= PASSAGE PROVIDED =
-- Start --

America is the only G7 nation on track to grow faster this year than last year. Most other major economies are slowing down. There are a lot of factors here: President Trump's burgeoning trade war, China's domestic economic challenges, and crises like Turkey's. But part of this global slowdown is due to the strengthening of the dollar itself.
The U.S. dollar is the world's premiere reserve currency. What this means in practice is that countries often use American currency to settle international transactions. If Turkey wants to buy oil from Canada, for example, they often won't use Turkish lira or Canadian dollars — they'll do the deal in U.S. dollars. Similarly, if banks or companies in most countries need to borrow from foreign investors, they'll borrow in U.S. dollars.
America's currency isn't the only one that serves this intermediary role, but it's by far the most common: roughly two-thirds of all foreign exchange reserves, as of 2017.

-- End --

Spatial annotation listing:
-- Start --

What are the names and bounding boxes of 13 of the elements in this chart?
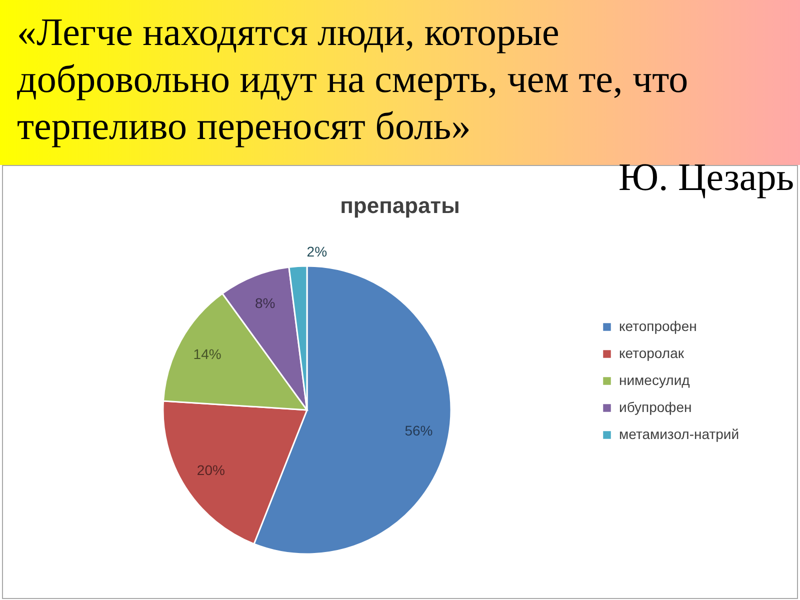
- text: «Легче находятся люди, которые добровольно идут на смерть, чем те, что терпеливо переносят боль»: [17, 10, 690, 150]
- data-label: 56%: [404, 422, 433, 438]
- data-label: 20%: [196, 462, 225, 478]
- chart-title: препараты: [340, 193, 460, 218]
- legend-label: кетопрофен: [619, 318, 697, 334]
- data-label: 2%: [306, 243, 328, 260]
- data-label: 14%: [193, 346, 222, 362]
- legend-label: метамизол-натрий: [619, 426, 740, 442]
- data-label: 8%: [255, 295, 276, 312]
- legend-label: кеторолак: [619, 345, 685, 361]
- legend-label: ибупрофен: [619, 399, 692, 415]
- text: Ю. Цезарь: [618, 156, 794, 200]
- legend-label: нимесулид: [619, 372, 690, 388]
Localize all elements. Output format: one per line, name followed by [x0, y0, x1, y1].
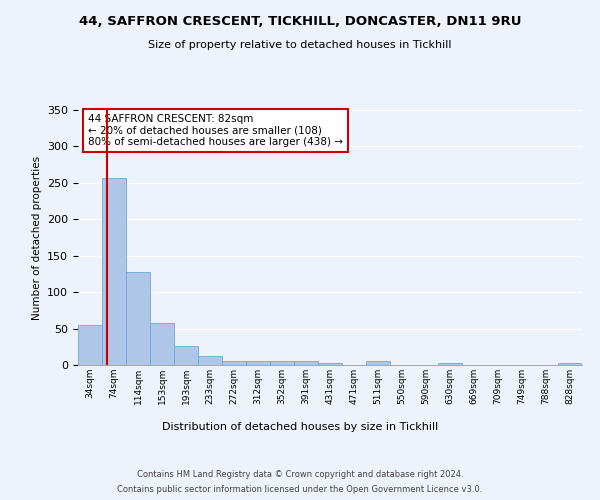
Bar: [270, 360, 294, 365]
Bar: [438, 363, 462, 365]
Text: Distribution of detached houses by size in Tickhill: Distribution of detached houses by size …: [162, 422, 438, 432]
Text: 44 SAFFRON CRESCENT: 82sqm
← 20% of detached houses are smaller (108)
80% of sem: 44 SAFFRON CRESCENT: 82sqm ← 20% of deta…: [88, 114, 343, 147]
Text: 44, SAFFRON CRESCENT, TICKHILL, DONCASTER, DN11 9RU: 44, SAFFRON CRESCENT, TICKHILL, DONCASTE…: [79, 15, 521, 28]
Bar: [246, 360, 270, 365]
Bar: [198, 356, 222, 365]
Bar: [126, 272, 150, 365]
Bar: [558, 363, 582, 365]
Bar: [294, 362, 318, 365]
Bar: [150, 322, 174, 365]
Bar: [318, 363, 342, 365]
Bar: [222, 360, 246, 365]
Bar: [174, 346, 198, 365]
Bar: [102, 178, 126, 365]
Text: Contains HM Land Registry data © Crown copyright and database right 2024.: Contains HM Land Registry data © Crown c…: [137, 470, 463, 479]
Text: Contains public sector information licensed under the Open Government Licence v3: Contains public sector information licen…: [118, 485, 482, 494]
Bar: [78, 325, 102, 365]
Text: Size of property relative to detached houses in Tickhill: Size of property relative to detached ho…: [148, 40, 452, 50]
Y-axis label: Number of detached properties: Number of detached properties: [32, 156, 41, 320]
Bar: [366, 362, 390, 365]
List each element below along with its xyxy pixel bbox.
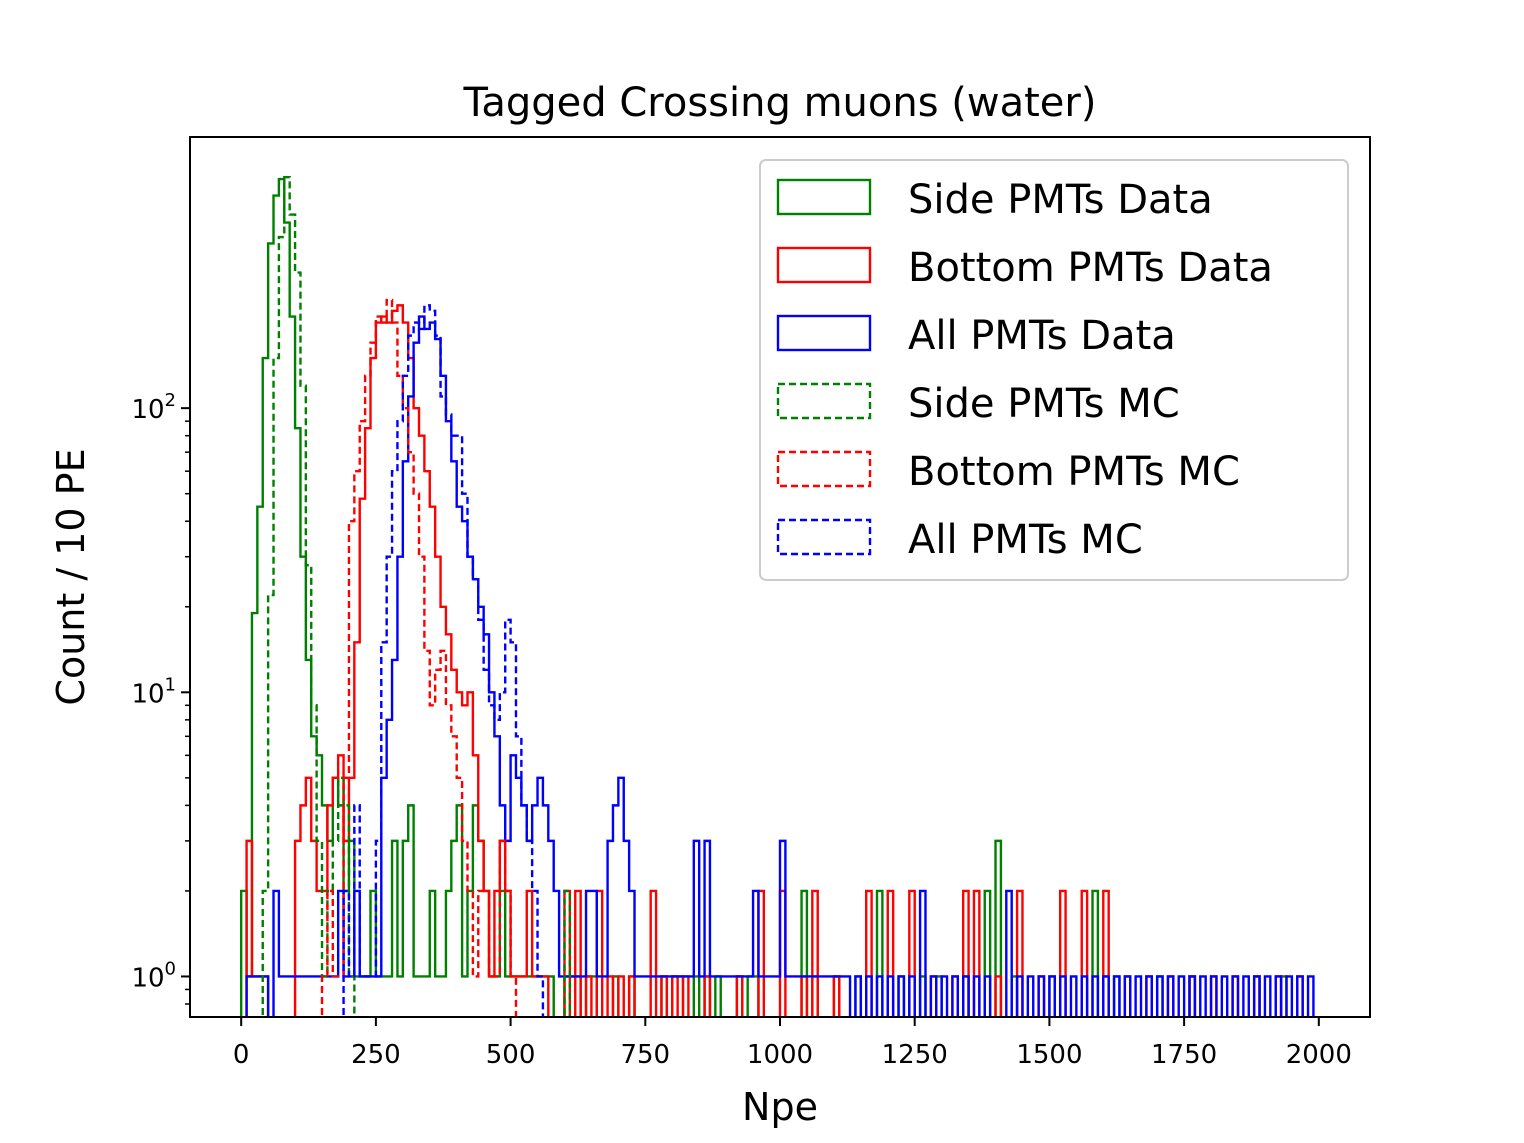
x-tick-label: 1000 [747,1040,813,1070]
y-tick-label: 102 [131,390,176,425]
legend-entry-label: All PMTs MC [908,517,1143,563]
legend-swatch [776,450,872,488]
legend-entry-label: All PMTs Data [908,313,1176,359]
x-tick-label: 1250 [882,1040,948,1070]
legend-entry-label: Side PMTs Data [908,177,1213,223]
series-all-pmts-data [245,315,1315,1017]
x-tick-label: 1750 [1151,1040,1217,1070]
chart-title: Tagged Crossing muons (water) [463,80,1097,126]
legend-box [759,159,1349,581]
x-tick-label: 250 [351,1040,401,1070]
legend: Side PMTs Data Bottom PMTs Data All PMTs D… [759,159,1349,581]
legend-entry-label: Side PMTs MC [908,381,1180,427]
series-side-pmts-mc [261,175,572,1017]
legend-swatch [776,246,872,284]
legend-entry-label: Bottom PMTs MC [908,449,1240,495]
y-tick-label: 101 [131,674,176,709]
series-bottom-pmts-mc [320,298,518,1017]
legend-entry-label: Bottom PMTs Data [908,245,1273,291]
y-axis-label: Count / 10 PE [49,448,93,705]
x-tick-label: 0 [233,1040,250,1070]
x-tick-label: 500 [486,1040,536,1070]
legend-swatch [776,382,872,420]
x-axis: 0 250 500 750 1000 1250 1500 1750 2000 [233,1017,1352,1070]
legend-swatch [776,314,872,352]
x-tick-label: 1500 [1016,1040,1082,1070]
series-all-pmts-mc [342,304,545,1017]
legend-swatch [776,518,872,556]
y-tick-label: 100 [131,958,176,993]
x-tick-label: 2000 [1286,1040,1352,1070]
legend-swatch [776,178,872,216]
x-tick-label: 750 [620,1040,670,1070]
x-axis-label: Npe [742,1085,818,1129]
y-axis: 100 101 102 [131,390,190,1005]
plot-area [239,175,1315,1017]
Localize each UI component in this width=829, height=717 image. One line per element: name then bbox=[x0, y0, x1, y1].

-- End --

= INSTRUCTION A =
According to the passage about the U.S. dollar, what share of all foreign exchange reserves did America's currency account for as of 2017?
= INSTRUCTION B =
Reproduce word for word the lines of the listing starting at the line containing "10, 690, 150]" and ending at the line containing "- chart-title: препараты: [340, 193, 460, 218]".

= RESPONSE A =
Roughly two-thirds.

= RESPONSE B =
- text: «Легче находятся люди, которые добровольно идут на смерть, чем те, что терпеливо переносят боль»: [17, 10, 690, 150]
- data-label: 56%: [404, 422, 433, 438]
- data-label: 20%: [196, 462, 225, 478]
- chart-title: препараты: [340, 193, 460, 218]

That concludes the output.